====== INPUT DATA
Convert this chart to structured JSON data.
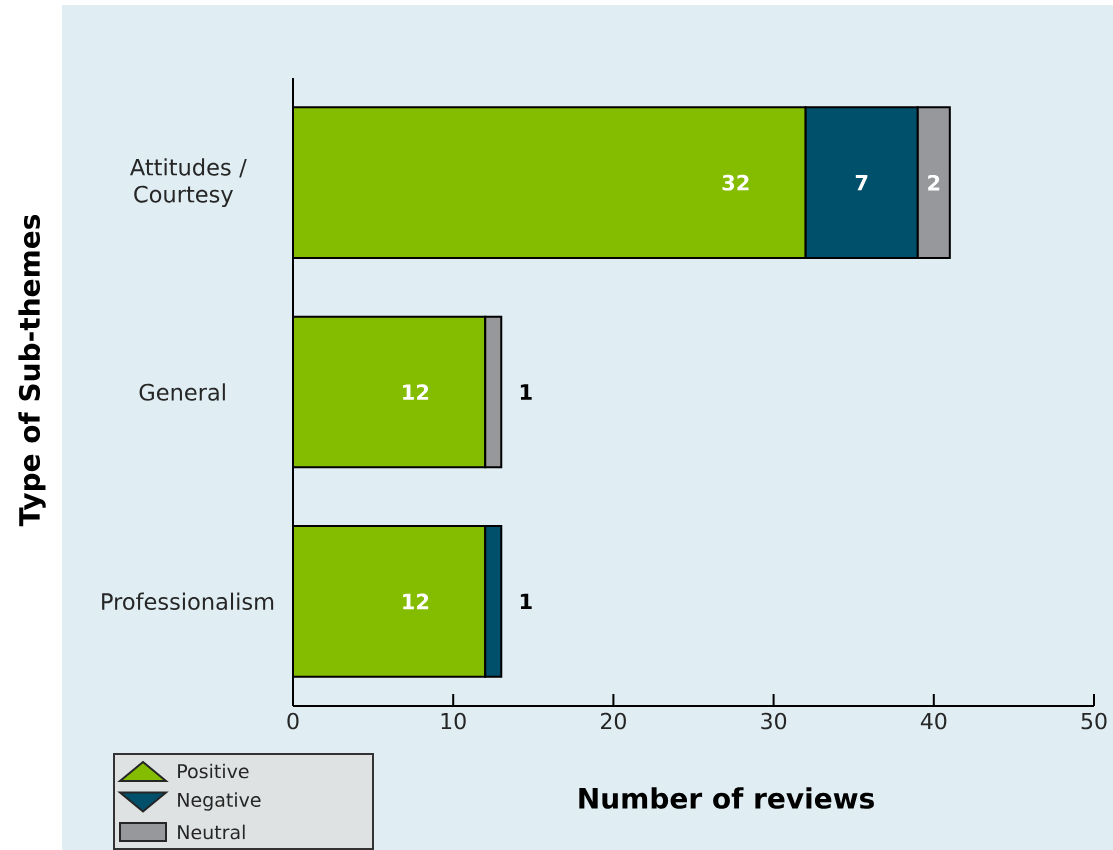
{
  "chart_data": {
    "type": "bar",
    "orientation": "horizontal",
    "stacked": true,
    "xlabel": "Number of reviews",
    "ylabel": "Type of Sub-themes",
    "categories": [
      "Attitudes / Courtesy",
      "General",
      "Professionalism"
    ],
    "series": [
      {
        "name": "Positive",
        "color": "#84bd00",
        "values": [
          32,
          12,
          12
        ]
      },
      {
        "name": "Negative",
        "color": "#004f6b",
        "values": [
          7,
          null,
          1
        ]
      },
      {
        "name": "Neutral",
        "color": "#97989c",
        "values": [
          2,
          1,
          null
        ]
      }
    ],
    "xlim": [
      0,
      50
    ],
    "xticks": [
      0,
      10,
      20,
      30,
      40,
      50
    ],
    "data_labels": true,
    "legend": "bottom left"
  }
}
============
GIVEN INSTRUCTION:
Pick out each line containing the string "color" and copy it.

RESPONSE TO THIS TASK:
        "color": "#84bd00",
        "color": "#004f6b",
        "color": "#97989c",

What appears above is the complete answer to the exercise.